# EXERCISE INSTRUCTIONS
Repeat the material verbatim. Images are excluded from the copy.

-- START OF GIVEN ENTRIES --

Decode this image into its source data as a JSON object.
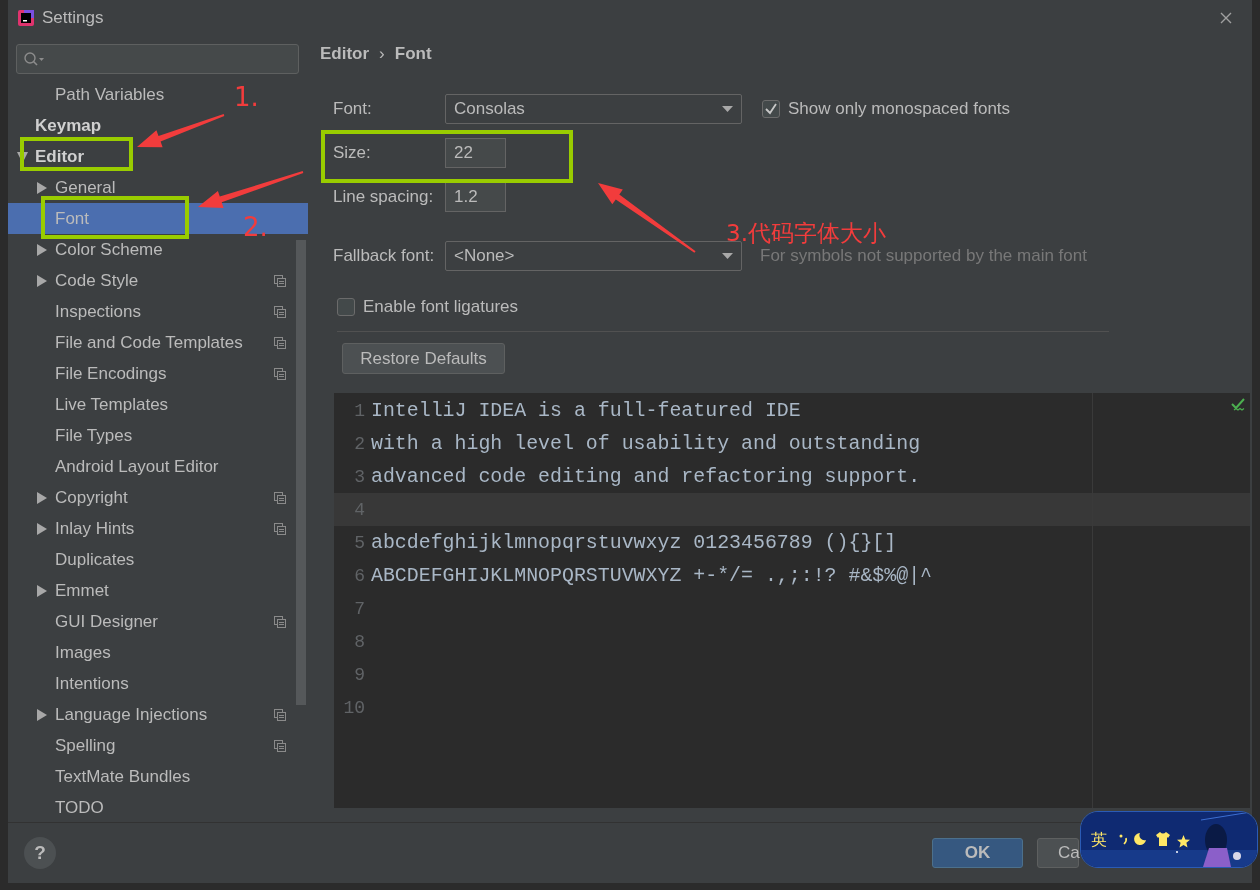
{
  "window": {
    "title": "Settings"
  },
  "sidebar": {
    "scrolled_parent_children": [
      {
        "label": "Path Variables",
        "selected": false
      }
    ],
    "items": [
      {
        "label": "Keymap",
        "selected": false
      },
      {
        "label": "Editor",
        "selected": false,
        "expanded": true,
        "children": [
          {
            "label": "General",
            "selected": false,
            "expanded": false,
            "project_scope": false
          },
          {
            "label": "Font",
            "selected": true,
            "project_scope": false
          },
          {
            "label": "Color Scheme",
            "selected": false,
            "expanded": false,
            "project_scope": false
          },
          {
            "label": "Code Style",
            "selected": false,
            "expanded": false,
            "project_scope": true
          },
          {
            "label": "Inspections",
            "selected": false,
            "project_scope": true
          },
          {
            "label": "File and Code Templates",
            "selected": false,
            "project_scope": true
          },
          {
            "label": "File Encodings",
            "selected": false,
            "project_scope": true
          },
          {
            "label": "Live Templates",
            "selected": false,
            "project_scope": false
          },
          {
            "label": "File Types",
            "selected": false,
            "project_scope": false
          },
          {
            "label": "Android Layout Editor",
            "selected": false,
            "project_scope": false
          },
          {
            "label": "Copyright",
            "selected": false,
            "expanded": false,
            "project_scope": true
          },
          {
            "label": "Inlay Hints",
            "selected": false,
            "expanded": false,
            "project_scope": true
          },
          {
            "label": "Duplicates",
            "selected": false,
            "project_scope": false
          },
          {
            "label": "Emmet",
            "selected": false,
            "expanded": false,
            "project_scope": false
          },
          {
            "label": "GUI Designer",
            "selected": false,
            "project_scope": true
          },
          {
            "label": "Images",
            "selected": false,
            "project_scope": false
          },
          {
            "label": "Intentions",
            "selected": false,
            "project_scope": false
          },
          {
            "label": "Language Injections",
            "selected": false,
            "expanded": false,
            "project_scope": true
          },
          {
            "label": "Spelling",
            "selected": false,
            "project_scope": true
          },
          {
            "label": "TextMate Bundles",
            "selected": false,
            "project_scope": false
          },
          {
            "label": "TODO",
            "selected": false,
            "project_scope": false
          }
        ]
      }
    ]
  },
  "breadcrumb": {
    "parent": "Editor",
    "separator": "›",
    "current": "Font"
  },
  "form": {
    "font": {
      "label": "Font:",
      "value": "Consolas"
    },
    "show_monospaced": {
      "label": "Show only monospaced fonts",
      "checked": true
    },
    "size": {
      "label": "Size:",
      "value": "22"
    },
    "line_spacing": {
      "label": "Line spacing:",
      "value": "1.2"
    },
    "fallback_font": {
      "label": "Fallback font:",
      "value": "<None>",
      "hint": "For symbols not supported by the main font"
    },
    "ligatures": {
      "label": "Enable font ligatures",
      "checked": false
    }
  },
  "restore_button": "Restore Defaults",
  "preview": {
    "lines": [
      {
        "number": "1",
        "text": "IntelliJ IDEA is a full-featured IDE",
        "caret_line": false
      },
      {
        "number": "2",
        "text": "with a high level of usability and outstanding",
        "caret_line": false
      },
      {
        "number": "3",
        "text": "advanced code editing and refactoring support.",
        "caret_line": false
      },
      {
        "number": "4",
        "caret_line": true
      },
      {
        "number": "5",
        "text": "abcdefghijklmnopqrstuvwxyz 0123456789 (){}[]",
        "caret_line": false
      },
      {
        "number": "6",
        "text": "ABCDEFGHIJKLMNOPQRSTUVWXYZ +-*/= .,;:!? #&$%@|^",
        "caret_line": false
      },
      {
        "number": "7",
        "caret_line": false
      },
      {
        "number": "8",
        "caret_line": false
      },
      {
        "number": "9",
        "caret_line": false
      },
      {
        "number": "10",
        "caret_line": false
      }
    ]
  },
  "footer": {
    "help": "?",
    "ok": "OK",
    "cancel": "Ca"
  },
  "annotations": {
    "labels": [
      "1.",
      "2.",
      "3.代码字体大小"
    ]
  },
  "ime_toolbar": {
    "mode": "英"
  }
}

-- END OF GIVEN ENTRIES --

# OUTPUT BELOW
Decode this image into its source data as a JSON object.
{
  "window": {
    "title": "Settings"
  },
  "sidebar": {
    "scrolled_parent_children": [
      {
        "label": "Path Variables",
        "selected": false
      }
    ],
    "items": [
      {
        "label": "Keymap",
        "selected": false
      },
      {
        "label": "Editor",
        "selected": false,
        "expanded": true,
        "children": [
          {
            "label": "General",
            "selected": false,
            "expanded": false,
            "project_scope": false
          },
          {
            "label": "Font",
            "selected": true,
            "project_scope": false
          },
          {
            "label": "Color Scheme",
            "selected": false,
            "expanded": false,
            "project_scope": false
          },
          {
            "label": "Code Style",
            "selected": false,
            "expanded": false,
            "project_scope": true
          },
          {
            "label": "Inspections",
            "selected": false,
            "project_scope": true
          },
          {
            "label": "File and Code Templates",
            "selected": false,
            "project_scope": true
          },
          {
            "label": "File Encodings",
            "selected": false,
            "project_scope": true
          },
          {
            "label": "Live Templates",
            "selected": false,
            "project_scope": false
          },
          {
            "label": "File Types",
            "selected": false,
            "project_scope": false
          },
          {
            "label": "Android Layout Editor",
            "selected": false,
            "project_scope": false
          },
          {
            "label": "Copyright",
            "selected": false,
            "expanded": false,
            "project_scope": true
          },
          {
            "label": "Inlay Hints",
            "selected": false,
            "expanded": false,
            "project_scope": true
          },
          {
            "label": "Duplicates",
            "selected": false,
            "project_scope": false
          },
          {
            "label": "Emmet",
            "selected": false,
            "expanded": false,
            "project_scope": false
          },
          {
            "label": "GUI Designer",
            "selected": false,
            "project_scope": true
          },
          {
            "label": "Images",
            "selected": false,
            "project_scope": false
          },
          {
            "label": "Intentions",
            "selected": false,
            "project_scope": false
          },
          {
            "label": "Language Injections",
            "selected": false,
            "expanded": false,
            "project_scope": true
          },
          {
            "label": "Spelling",
            "selected": false,
            "project_scope": true
          },
          {
            "label": "TextMate Bundles",
            "selected": false,
            "project_scope": false
          },
          {
            "label": "TODO",
            "selected": false,
            "project_scope": false
          }
        ]
      }
    ]
  },
  "breadcrumb": {
    "parent": "Editor",
    "separator": "›",
    "current": "Font"
  },
  "form": {
    "font": {
      "label": "Font:",
      "value": "Consolas"
    },
    "show_monospaced": {
      "label": "Show only monospaced fonts",
      "checked": true
    },
    "size": {
      "label": "Size:",
      "value": "22"
    },
    "line_spacing": {
      "label": "Line spacing:",
      "value": "1.2"
    },
    "fallback_font": {
      "label": "Fallback font:",
      "value": "<None>",
      "hint": "For symbols not supported by the main font"
    },
    "ligatures": {
      "label": "Enable font ligatures",
      "checked": false
    }
  },
  "restore_button": "Restore Defaults",
  "preview": {
    "lines": [
      {
        "number": "1",
        "text": "IntelliJ IDEA is a full-featured IDE",
        "caret_line": false
      },
      {
        "number": "2",
        "text": "with a high level of usability and outstanding",
        "caret_line": false
      },
      {
        "number": "3",
        "text": "advanced code editing and refactoring support.",
        "caret_line": false
      },
      {
        "number": "4",
        "caret_line": true
      },
      {
        "number": "5",
        "text": "abcdefghijklmnopqrstuvwxyz 0123456789 (){}[]",
        "caret_line": false
      },
      {
        "number": "6",
        "text": "ABCDEFGHIJKLMNOPQRSTUVWXYZ +-*/= .,;:!? #&$%@|^",
        "caret_line": false
      },
      {
        "number": "7",
        "caret_line": false
      },
      {
        "number": "8",
        "caret_line": false
      },
      {
        "number": "9",
        "caret_line": false
      },
      {
        "number": "10",
        "caret_line": false
      }
    ]
  },
  "footer": {
    "help": "?",
    "ok": "OK",
    "cancel": "Ca"
  },
  "annotations": {
    "labels": [
      "1.",
      "2.",
      "3.代码字体大小"
    ]
  },
  "ime_toolbar": {
    "mode": "英"
  }
}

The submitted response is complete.